EXERCISE -
Go through the listing and write out all of it exactly.

* begin DATA FOR PROCESSING *

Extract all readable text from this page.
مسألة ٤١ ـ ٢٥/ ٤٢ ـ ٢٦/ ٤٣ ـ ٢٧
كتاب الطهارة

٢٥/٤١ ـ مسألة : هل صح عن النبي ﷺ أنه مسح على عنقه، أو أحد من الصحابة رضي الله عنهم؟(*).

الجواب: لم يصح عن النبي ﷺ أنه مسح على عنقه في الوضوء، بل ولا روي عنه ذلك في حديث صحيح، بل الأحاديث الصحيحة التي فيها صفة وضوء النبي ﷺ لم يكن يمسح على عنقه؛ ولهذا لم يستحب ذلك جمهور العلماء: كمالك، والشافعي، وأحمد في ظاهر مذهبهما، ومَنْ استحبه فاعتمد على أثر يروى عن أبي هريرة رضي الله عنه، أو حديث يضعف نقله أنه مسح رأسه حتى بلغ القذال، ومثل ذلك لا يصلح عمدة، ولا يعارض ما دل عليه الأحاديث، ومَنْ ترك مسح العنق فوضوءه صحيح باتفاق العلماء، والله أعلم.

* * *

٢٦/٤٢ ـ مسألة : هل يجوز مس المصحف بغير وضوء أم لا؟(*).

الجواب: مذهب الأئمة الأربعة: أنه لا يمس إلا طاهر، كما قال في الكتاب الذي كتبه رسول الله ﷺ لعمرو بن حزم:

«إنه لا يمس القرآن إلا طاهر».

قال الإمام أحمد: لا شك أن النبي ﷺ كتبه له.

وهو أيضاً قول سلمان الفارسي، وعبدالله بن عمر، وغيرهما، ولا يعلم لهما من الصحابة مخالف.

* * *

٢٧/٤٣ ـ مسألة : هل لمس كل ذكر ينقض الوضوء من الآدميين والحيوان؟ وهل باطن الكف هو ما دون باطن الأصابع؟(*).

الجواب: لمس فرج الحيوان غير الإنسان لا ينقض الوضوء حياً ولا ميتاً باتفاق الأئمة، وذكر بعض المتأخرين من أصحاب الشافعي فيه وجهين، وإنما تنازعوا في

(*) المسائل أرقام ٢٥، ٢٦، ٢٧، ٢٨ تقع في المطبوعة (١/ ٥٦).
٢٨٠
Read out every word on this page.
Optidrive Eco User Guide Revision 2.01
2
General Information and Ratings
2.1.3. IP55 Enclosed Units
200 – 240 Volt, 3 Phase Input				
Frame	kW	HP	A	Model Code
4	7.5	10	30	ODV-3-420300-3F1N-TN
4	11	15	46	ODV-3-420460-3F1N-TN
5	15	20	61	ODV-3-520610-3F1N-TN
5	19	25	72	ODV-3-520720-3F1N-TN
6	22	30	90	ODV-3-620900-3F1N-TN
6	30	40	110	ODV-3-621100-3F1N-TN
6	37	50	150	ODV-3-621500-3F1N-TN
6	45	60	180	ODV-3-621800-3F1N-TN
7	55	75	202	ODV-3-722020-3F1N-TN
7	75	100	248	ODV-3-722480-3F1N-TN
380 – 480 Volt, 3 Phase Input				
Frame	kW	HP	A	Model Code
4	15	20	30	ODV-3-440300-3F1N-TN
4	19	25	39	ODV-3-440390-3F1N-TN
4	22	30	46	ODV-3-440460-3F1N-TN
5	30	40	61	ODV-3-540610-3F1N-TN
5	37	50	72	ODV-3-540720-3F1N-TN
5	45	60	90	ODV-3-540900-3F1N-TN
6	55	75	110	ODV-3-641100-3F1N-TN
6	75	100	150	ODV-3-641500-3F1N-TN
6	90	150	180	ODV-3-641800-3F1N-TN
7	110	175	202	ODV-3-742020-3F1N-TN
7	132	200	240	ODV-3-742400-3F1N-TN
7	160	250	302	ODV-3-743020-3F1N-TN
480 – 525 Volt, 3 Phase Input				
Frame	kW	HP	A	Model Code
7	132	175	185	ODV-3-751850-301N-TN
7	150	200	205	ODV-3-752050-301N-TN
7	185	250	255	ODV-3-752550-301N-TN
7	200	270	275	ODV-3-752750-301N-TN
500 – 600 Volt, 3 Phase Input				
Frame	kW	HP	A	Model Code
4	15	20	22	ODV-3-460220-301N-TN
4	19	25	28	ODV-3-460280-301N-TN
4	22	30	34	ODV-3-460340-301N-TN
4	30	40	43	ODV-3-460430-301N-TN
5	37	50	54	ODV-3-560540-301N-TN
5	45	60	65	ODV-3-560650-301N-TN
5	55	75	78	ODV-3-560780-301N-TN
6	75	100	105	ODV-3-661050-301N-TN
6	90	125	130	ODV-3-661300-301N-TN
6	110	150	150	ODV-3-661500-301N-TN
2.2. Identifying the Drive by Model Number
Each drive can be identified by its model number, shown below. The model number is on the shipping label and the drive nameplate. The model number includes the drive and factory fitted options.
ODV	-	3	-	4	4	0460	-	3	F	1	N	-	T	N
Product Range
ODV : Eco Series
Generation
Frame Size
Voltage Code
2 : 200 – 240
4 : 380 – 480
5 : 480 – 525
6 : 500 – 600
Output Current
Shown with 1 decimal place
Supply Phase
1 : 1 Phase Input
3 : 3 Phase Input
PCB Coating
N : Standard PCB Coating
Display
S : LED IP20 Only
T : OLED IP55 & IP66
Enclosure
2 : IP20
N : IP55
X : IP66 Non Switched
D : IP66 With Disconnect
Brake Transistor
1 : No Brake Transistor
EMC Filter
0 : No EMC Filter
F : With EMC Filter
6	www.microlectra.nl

* end DATA FOR PROCESSING *

FULL RESPONSE -
Extract all readable text from this page.
مسألة ٤١ ـ ٢٥/ ٤٢ ـ ٢٦/ ٤٣ ـ ٢٧
كتاب الطهارة

٢٥/٤١ ـ مسألة : هل صح عن النبي ﷺ أنه مسح على عنقه، أو أحد من الصحابة رضي الله عنهم؟(*).

الجواب: لم يصح عن النبي ﷺ أنه مسح على عنقه في الوضوء، بل ولا روي عنه ذلك في حديث صحيح، بل الأحاديث الصحيحة التي فيها صفة وضوء النبي ﷺ لم يكن يمسح على عنقه؛ ولهذا لم يستحب ذلك جمهور العلماء: كمالك، والشافعي، وأحمد في ظاهر مذهبهما، ومَنْ استحبه فاعتمد على أثر يروى عن أبي هريرة رضي الله عنه، أو حديث يضعف نقله أنه مسح رأسه حتى بلغ القذال، ومثل ذلك لا يصلح عمدة، ولا يعارض ما دل عليه الأحاديث، ومَنْ ترك مسح العنق فوضوءه صحيح باتفاق العلماء، والله أعلم.

* * *

٢٦/٤٢ ـ مسألة : هل يجوز مس المصحف بغير وضوء أم لا؟(*).

الجواب: مذهب الأئمة الأربعة: أنه لا يمس إلا طاهر، كما قال في الكتاب الذي كتبه رسول الله ﷺ لعمرو بن حزم:

«إنه لا يمس القرآن إلا طاهر».

قال الإمام أحمد: لا شك أن النبي ﷺ كتبه له.

وهو أيضاً قول سلمان الفارسي، وعبدالله بن عمر، وغيرهما، ولا يعلم لهما من الصحابة مخالف.

* * *

٢٧/٤٣ ـ مسألة : هل لمس كل ذكر ينقض الوضوء من الآدميين والحيوان؟ وهل باطن الكف هو ما دون باطن الأصابع؟(*).

الجواب: لمس فرج الحيوان غير الإنسان لا ينقض الوضوء حياً ولا ميتاً باتفاق الأئمة، وذكر بعض المتأخرين من أصحاب الشافعي فيه وجهين، وإنما تنازعوا في

(*) المسائل أرقام ٢٥، ٢٦، ٢٧، ٢٨ تقع في المطبوعة (١/ ٥٦).
٢٨٠
Read out every word on this page.
Optidrive Eco User Guide Revision 2.01
2
General Information and Ratings
2.1.3. IP55 Enclosed Units
200 – 240 Volt, 3 Phase Input				
Frame	kW	HP	A	Model Code
4	7.5	10	30	ODV-3-420300-3F1N-TN
4	11	15	46	ODV-3-420460-3F1N-TN
5	15	20	61	ODV-3-520610-3F1N-TN
5	19	25	72	ODV-3-520720-3F1N-TN
6	22	30	90	ODV-3-620900-3F1N-TN
6	30	40	110	ODV-3-621100-3F1N-TN
6	37	50	150	ODV-3-621500-3F1N-TN
6	45	60	180	ODV-3-621800-3F1N-TN
7	55	75	202	ODV-3-722020-3F1N-TN
7	75	100	248	ODV-3-722480-3F1N-TN
380 – 480 Volt, 3 Phase Input				
Frame	kW	HP	A	Model Code
4	15	20	30	ODV-3-440300-3F1N-TN
4	19	25	39	ODV-3-440390-3F1N-TN
4	22	30	46	ODV-3-440460-3F1N-TN
5	30	40	61	ODV-3-540610-3F1N-TN
5	37	50	72	ODV-3-540720-3F1N-TN
5	45	60	90	ODV-3-540900-3F1N-TN
6	55	75	110	ODV-3-641100-3F1N-TN
6	75	100	150	ODV-3-641500-3F1N-TN
6	90	150	180	ODV-3-641800-3F1N-TN
7	110	175	202	ODV-3-742020-3F1N-TN
7	132	200	240	ODV-3-742400-3F1N-TN
7	160	250	302	ODV-3-743020-3F1N-TN
480 – 525 Volt, 3 Phase Input				
Frame	kW	HP	A	Model Code
7	132	175	185	ODV-3-751850-301N-TN
7	150	200	205	ODV-3-752050-301N-TN
7	185	250	255	ODV-3-752550-301N-TN
7	200	270	275	ODV-3-752750-301N-TN
500 – 600 Volt, 3 Phase Input				
Frame	kW	HP	A	Model Code
4	15	20	22	ODV-3-460220-301N-TN
4	19	25	28	ODV-3-460280-301N-TN
4	22	30	34	ODV-3-460340-301N-TN
4	30	40	43	ODV-3-460430-301N-TN
5	37	50	54	ODV-3-560540-301N-TN
5	45	60	65	ODV-3-560650-301N-TN
5	55	75	78	ODV-3-560780-301N-TN
6	75	100	105	ODV-3-661050-301N-TN
6	90	125	130	ODV-3-661300-301N-TN
6	110	150	150	ODV-3-661500-301N-TN
2.2. Identifying the Drive by Model Number
Each drive can be identified by its model number, shown below. The model number is on the shipping label and the drive nameplate. The model number includes the drive and factory fitted options.
ODV	-	3	-	4	4	0460	-	3	F	1	N	-	T	N
Product Range
ODV : Eco Series
Generation
Frame Size
Voltage Code
2 : 200 – 240
4 : 380 – 480
5 : 480 – 525
6 : 500 – 600
Output Current
Shown with 1 decimal place
Supply Phase
1 : 1 Phase Input
3 : 3 Phase Input
PCB Coating
N : Standard PCB Coating
Display
S : LED IP20 Only
T : OLED IP55 & IP66
Enclosure
2 : IP20
N : IP55
X : IP66 Non Switched
D : IP66 With Disconnect
Brake Transistor
1 : No Brake Transistor
EMC Filter
0 : No EMC Filter
F : With EMC Filter
6	www.microlectra.nl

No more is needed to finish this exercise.